- [REQUIRED TASK] Check each line of the listing, and copy it if it contains the word "over".

________________________________________

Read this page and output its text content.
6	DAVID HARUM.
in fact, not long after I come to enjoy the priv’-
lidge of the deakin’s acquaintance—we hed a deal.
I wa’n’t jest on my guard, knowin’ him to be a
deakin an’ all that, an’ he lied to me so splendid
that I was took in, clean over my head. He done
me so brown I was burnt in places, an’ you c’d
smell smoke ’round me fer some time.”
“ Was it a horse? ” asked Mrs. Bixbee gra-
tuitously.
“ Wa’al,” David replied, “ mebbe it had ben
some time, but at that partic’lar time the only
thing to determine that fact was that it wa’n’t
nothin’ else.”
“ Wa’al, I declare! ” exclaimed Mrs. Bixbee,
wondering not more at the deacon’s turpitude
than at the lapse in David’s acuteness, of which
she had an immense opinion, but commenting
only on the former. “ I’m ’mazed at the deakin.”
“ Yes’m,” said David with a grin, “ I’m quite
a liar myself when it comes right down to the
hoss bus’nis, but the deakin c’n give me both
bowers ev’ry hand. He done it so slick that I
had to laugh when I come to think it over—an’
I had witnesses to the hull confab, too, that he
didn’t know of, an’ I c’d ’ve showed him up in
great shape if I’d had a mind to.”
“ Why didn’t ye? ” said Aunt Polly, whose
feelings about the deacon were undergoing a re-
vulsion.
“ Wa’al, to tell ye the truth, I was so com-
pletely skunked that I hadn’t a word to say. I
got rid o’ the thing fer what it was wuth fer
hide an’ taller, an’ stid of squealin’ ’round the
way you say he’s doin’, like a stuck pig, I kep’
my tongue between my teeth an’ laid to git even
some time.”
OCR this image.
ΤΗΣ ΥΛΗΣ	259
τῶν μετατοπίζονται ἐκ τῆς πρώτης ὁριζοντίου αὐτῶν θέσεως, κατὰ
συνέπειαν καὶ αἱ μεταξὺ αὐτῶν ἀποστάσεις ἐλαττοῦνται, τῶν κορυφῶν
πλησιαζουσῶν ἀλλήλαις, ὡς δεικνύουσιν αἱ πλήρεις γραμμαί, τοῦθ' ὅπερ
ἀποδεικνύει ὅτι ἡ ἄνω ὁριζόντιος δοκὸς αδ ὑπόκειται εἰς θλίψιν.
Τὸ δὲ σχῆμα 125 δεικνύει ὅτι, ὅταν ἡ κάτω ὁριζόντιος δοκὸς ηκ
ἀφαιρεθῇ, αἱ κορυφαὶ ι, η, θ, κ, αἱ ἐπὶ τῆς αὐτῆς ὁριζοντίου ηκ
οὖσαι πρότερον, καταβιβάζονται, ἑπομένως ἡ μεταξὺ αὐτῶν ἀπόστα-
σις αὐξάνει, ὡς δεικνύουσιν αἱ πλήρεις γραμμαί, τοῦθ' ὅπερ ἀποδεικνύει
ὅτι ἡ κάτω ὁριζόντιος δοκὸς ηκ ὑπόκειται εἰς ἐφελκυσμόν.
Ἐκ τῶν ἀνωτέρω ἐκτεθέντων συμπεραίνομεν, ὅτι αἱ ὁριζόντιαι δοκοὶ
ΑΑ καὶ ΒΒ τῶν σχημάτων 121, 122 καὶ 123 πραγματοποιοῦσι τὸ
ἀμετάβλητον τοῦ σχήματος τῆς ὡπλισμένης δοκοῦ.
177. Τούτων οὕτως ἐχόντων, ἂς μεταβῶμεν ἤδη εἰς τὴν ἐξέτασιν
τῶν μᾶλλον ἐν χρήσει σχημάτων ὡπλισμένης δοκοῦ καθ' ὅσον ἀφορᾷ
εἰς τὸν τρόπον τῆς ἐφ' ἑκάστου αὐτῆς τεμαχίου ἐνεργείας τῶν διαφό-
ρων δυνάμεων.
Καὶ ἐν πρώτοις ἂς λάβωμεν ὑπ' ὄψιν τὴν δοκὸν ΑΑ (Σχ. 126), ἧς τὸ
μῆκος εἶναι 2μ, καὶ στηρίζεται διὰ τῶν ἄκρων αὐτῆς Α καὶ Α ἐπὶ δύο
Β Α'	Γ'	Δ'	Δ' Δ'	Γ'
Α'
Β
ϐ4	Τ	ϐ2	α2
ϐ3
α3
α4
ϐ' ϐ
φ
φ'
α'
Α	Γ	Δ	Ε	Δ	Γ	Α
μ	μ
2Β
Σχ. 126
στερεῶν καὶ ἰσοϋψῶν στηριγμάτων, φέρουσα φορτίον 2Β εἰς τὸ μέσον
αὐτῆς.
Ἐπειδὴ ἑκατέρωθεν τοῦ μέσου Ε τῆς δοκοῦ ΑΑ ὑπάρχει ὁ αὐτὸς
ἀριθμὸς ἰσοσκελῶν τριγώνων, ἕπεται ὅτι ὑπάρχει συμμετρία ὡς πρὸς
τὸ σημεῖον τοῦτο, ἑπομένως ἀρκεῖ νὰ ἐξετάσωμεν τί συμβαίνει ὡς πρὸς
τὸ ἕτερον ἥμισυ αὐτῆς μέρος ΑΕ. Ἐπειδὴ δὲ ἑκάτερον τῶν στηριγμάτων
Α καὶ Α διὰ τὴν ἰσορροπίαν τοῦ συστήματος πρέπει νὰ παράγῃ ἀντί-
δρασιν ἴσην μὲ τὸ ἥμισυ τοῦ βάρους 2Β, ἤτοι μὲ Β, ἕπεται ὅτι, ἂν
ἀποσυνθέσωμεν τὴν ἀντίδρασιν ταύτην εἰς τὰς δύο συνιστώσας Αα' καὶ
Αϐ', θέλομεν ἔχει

________________________________________

- [THE REPLY]
that I was took in, clean over my head. He done
had to laugh when I come to think it over—an’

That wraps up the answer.